## Start
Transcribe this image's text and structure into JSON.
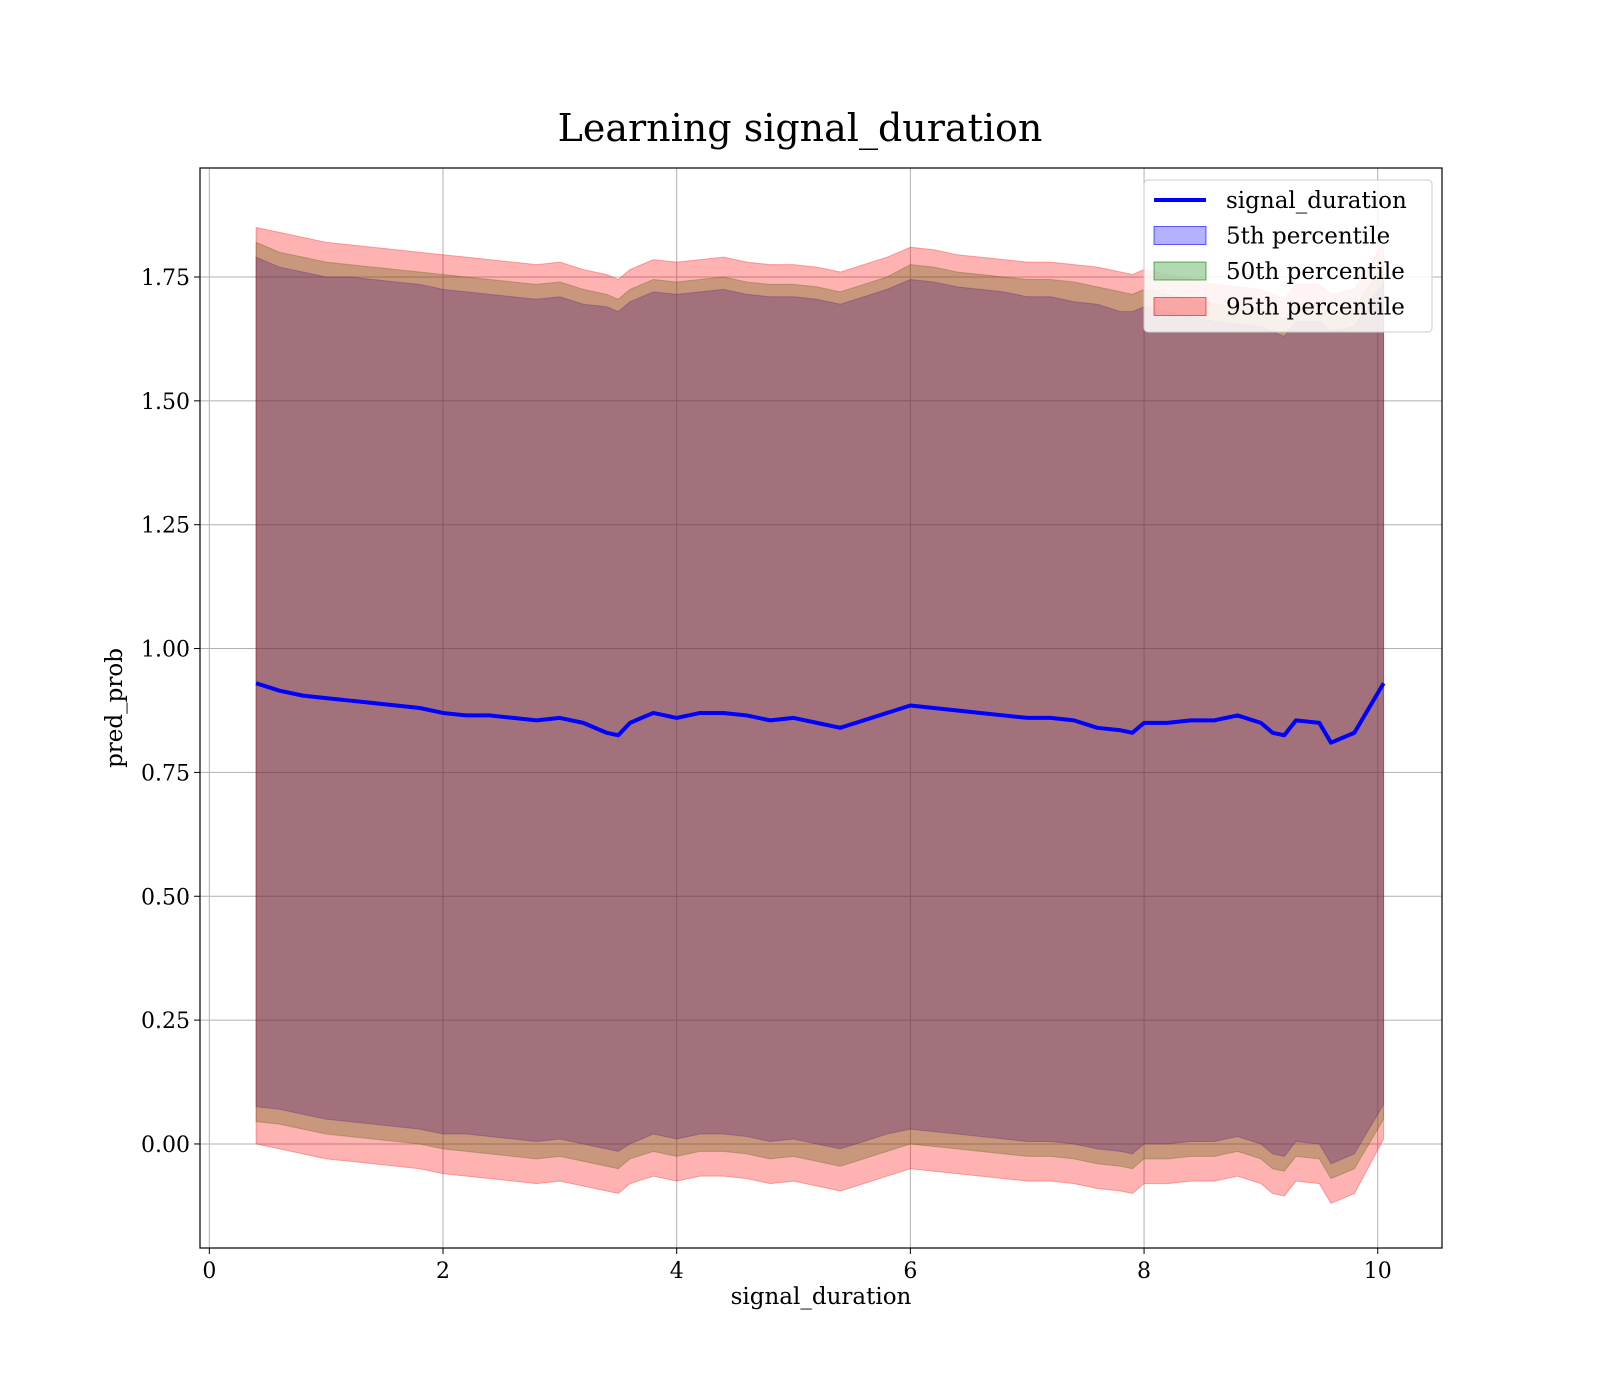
{
  "chart_data": {
    "type": "line",
    "title": "Learning signal_duration",
    "xlabel": "signal_duration",
    "ylabel": "pred_prob",
    "xlim": [
      -0.08,
      10.55
    ],
    "ylim": [
      -0.21,
      1.97
    ],
    "xticks": [
      0,
      2,
      4,
      6,
      8,
      10
    ],
    "xtick_labels": [
      "0",
      "2",
      "4",
      "6",
      "8",
      "10"
    ],
    "yticks": [
      0.0,
      0.25,
      0.5,
      0.75,
      1.0,
      1.25,
      1.5,
      1.75
    ],
    "ytick_labels": [
      "0.00",
      "0.25",
      "0.50",
      "0.75",
      "1.00",
      "1.25",
      "1.50",
      "1.75"
    ],
    "grid": true,
    "legend_position": "top-right",
    "x": [
      0.4,
      0.6,
      0.8,
      1.0,
      1.2,
      1.4,
      1.6,
      1.8,
      2.0,
      2.2,
      2.4,
      2.6,
      2.8,
      3.0,
      3.2,
      3.4,
      3.5,
      3.6,
      3.8,
      4.0,
      4.2,
      4.4,
      4.6,
      4.8,
      5.0,
      5.2,
      5.4,
      5.6,
      5.8,
      6.0,
      6.2,
      6.4,
      6.6,
      6.8,
      7.0,
      7.2,
      7.4,
      7.6,
      7.8,
      7.9,
      8.0,
      8.2,
      8.4,
      8.6,
      8.8,
      9.0,
      9.1,
      9.2,
      9.3,
      9.5,
      9.6,
      9.8,
      10.05
    ],
    "series": [
      {
        "name": "signal_duration",
        "type": "line",
        "color": "#0000ff",
        "values": [
          0.93,
          0.915,
          0.905,
          0.9,
          0.895,
          0.89,
          0.885,
          0.88,
          0.87,
          0.865,
          0.865,
          0.86,
          0.855,
          0.86,
          0.85,
          0.83,
          0.825,
          0.85,
          0.87,
          0.86,
          0.87,
          0.87,
          0.865,
          0.855,
          0.86,
          0.85,
          0.84,
          0.855,
          0.87,
          0.885,
          0.88,
          0.875,
          0.87,
          0.865,
          0.86,
          0.86,
          0.855,
          0.84,
          0.835,
          0.83,
          0.85,
          0.85,
          0.855,
          0.855,
          0.865,
          0.85,
          0.83,
          0.825,
          0.855,
          0.85,
          0.81,
          0.83,
          0.93
        ]
      },
      {
        "name": "5th percentile",
        "type": "band",
        "color": "#0000ff",
        "alpha": 0.3,
        "upper": [
          1.79,
          1.77,
          1.76,
          1.75,
          1.75,
          1.745,
          1.74,
          1.735,
          1.725,
          1.72,
          1.715,
          1.71,
          1.705,
          1.71,
          1.695,
          1.69,
          1.68,
          1.7,
          1.72,
          1.715,
          1.72,
          1.725,
          1.715,
          1.71,
          1.71,
          1.705,
          1.695,
          1.71,
          1.725,
          1.745,
          1.74,
          1.73,
          1.725,
          1.72,
          1.71,
          1.71,
          1.7,
          1.695,
          1.68,
          1.68,
          1.69,
          1.68,
          1.67,
          1.66,
          1.655,
          1.65,
          1.64,
          1.63,
          1.66,
          1.66,
          1.64,
          1.65,
          1.74
        ],
        "lower": [
          0.075,
          0.07,
          0.06,
          0.05,
          0.045,
          0.04,
          0.035,
          0.03,
          0.02,
          0.02,
          0.015,
          0.01,
          0.005,
          0.01,
          0.0,
          -0.01,
          -0.015,
          0.0,
          0.02,
          0.01,
          0.02,
          0.02,
          0.015,
          0.005,
          0.01,
          0.0,
          -0.01,
          0.005,
          0.02,
          0.03,
          0.025,
          0.02,
          0.015,
          0.01,
          0.005,
          0.005,
          0.0,
          -0.01,
          -0.015,
          -0.02,
          0.0,
          0.0,
          0.005,
          0.005,
          0.015,
          0.0,
          -0.02,
          -0.025,
          0.005,
          0.0,
          -0.04,
          -0.02,
          0.08
        ]
      },
      {
        "name": "50th percentile",
        "type": "band",
        "color": "#008000",
        "alpha": 0.3,
        "upper": [
          1.82,
          1.8,
          1.79,
          1.78,
          1.775,
          1.77,
          1.765,
          1.76,
          1.755,
          1.75,
          1.745,
          1.74,
          1.735,
          1.74,
          1.725,
          1.715,
          1.705,
          1.725,
          1.745,
          1.74,
          1.745,
          1.75,
          1.74,
          1.735,
          1.735,
          1.73,
          1.72,
          1.735,
          1.75,
          1.775,
          1.77,
          1.76,
          1.755,
          1.75,
          1.745,
          1.745,
          1.74,
          1.73,
          1.72,
          1.715,
          1.725,
          1.715,
          1.705,
          1.695,
          1.69,
          1.685,
          1.675,
          1.665,
          1.695,
          1.695,
          1.675,
          1.685,
          1.775
        ],
        "lower": [
          0.045,
          0.04,
          0.03,
          0.02,
          0.015,
          0.01,
          0.005,
          0.0,
          -0.01,
          -0.015,
          -0.02,
          -0.025,
          -0.03,
          -0.025,
          -0.035,
          -0.045,
          -0.05,
          -0.03,
          -0.015,
          -0.025,
          -0.015,
          -0.015,
          -0.02,
          -0.03,
          -0.025,
          -0.035,
          -0.045,
          -0.03,
          -0.015,
          0.0,
          -0.005,
          -0.01,
          -0.015,
          -0.02,
          -0.025,
          -0.025,
          -0.03,
          -0.04,
          -0.045,
          -0.05,
          -0.03,
          -0.03,
          -0.025,
          -0.025,
          -0.015,
          -0.03,
          -0.05,
          -0.055,
          -0.025,
          -0.03,
          -0.07,
          -0.05,
          0.05
        ]
      },
      {
        "name": "95th percentile",
        "type": "band",
        "color": "#ff0000",
        "alpha": 0.3,
        "upper": [
          1.85,
          1.84,
          1.83,
          1.82,
          1.815,
          1.81,
          1.805,
          1.8,
          1.795,
          1.79,
          1.785,
          1.78,
          1.775,
          1.78,
          1.765,
          1.755,
          1.745,
          1.765,
          1.785,
          1.78,
          1.785,
          1.79,
          1.78,
          1.775,
          1.775,
          1.77,
          1.76,
          1.775,
          1.79,
          1.81,
          1.805,
          1.795,
          1.79,
          1.785,
          1.78,
          1.78,
          1.775,
          1.77,
          1.76,
          1.755,
          1.765,
          1.755,
          1.745,
          1.735,
          1.73,
          1.725,
          1.715,
          1.705,
          1.735,
          1.735,
          1.715,
          1.725,
          1.82
        ],
        "lower": [
          0.0,
          -0.01,
          -0.02,
          -0.03,
          -0.035,
          -0.04,
          -0.045,
          -0.05,
          -0.06,
          -0.065,
          -0.07,
          -0.075,
          -0.08,
          -0.075,
          -0.085,
          -0.095,
          -0.1,
          -0.08,
          -0.065,
          -0.075,
          -0.065,
          -0.065,
          -0.07,
          -0.08,
          -0.075,
          -0.085,
          -0.095,
          -0.08,
          -0.065,
          -0.05,
          -0.055,
          -0.06,
          -0.065,
          -0.07,
          -0.075,
          -0.075,
          -0.08,
          -0.09,
          -0.095,
          -0.1,
          -0.08,
          -0.08,
          -0.075,
          -0.075,
          -0.065,
          -0.08,
          -0.1,
          -0.105,
          -0.075,
          -0.08,
          -0.12,
          -0.1,
          0.01
        ]
      }
    ],
    "legend_entries": [
      "signal_duration",
      "5th percentile",
      "50th percentile",
      "95th percentile"
    ]
  }
}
## End
▶ **Required work**: Count how many lines above include the word "color" and answer with that figure only.

▶ **Solution below**: 4